>> begin Data provided

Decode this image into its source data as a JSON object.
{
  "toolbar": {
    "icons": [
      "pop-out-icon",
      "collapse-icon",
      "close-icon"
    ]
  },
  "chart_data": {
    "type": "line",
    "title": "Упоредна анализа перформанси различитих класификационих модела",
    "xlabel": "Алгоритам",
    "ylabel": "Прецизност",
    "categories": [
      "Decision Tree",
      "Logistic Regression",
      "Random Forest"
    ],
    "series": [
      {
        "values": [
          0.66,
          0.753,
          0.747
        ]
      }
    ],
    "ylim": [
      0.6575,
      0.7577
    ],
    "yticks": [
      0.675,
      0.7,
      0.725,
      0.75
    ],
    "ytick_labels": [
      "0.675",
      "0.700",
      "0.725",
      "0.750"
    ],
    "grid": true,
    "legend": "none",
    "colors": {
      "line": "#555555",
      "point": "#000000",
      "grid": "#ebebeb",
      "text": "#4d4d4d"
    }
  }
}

>> end Data provided

[What you need to do] Retype all the material above precisely, with no line left out.

[Response to this exercise]
Decode this image into its source data as a JSON object.
{
  "toolbar": {
    "icons": [
      "pop-out-icon",
      "collapse-icon",
      "close-icon"
    ]
  },
  "chart_data": {
    "type": "line",
    "title": "Упоредна анализа перформанси различитих класификационих модела",
    "xlabel": "Алгоритам",
    "ylabel": "Прецизност",
    "categories": [
      "Decision Tree",
      "Logistic Regression",
      "Random Forest"
    ],
    "series": [
      {
        "values": [
          0.66,
          0.753,
          0.747
        ]
      }
    ],
    "ylim": [
      0.6575,
      0.7577
    ],
    "yticks": [
      0.675,
      0.7,
      0.725,
      0.75
    ],
    "ytick_labels": [
      "0.675",
      "0.700",
      "0.725",
      "0.750"
    ],
    "grid": true,
    "legend": "none",
    "colors": {
      "line": "#555555",
      "point": "#000000",
      "grid": "#ebebeb",
      "text": "#4d4d4d"
    }
  }
}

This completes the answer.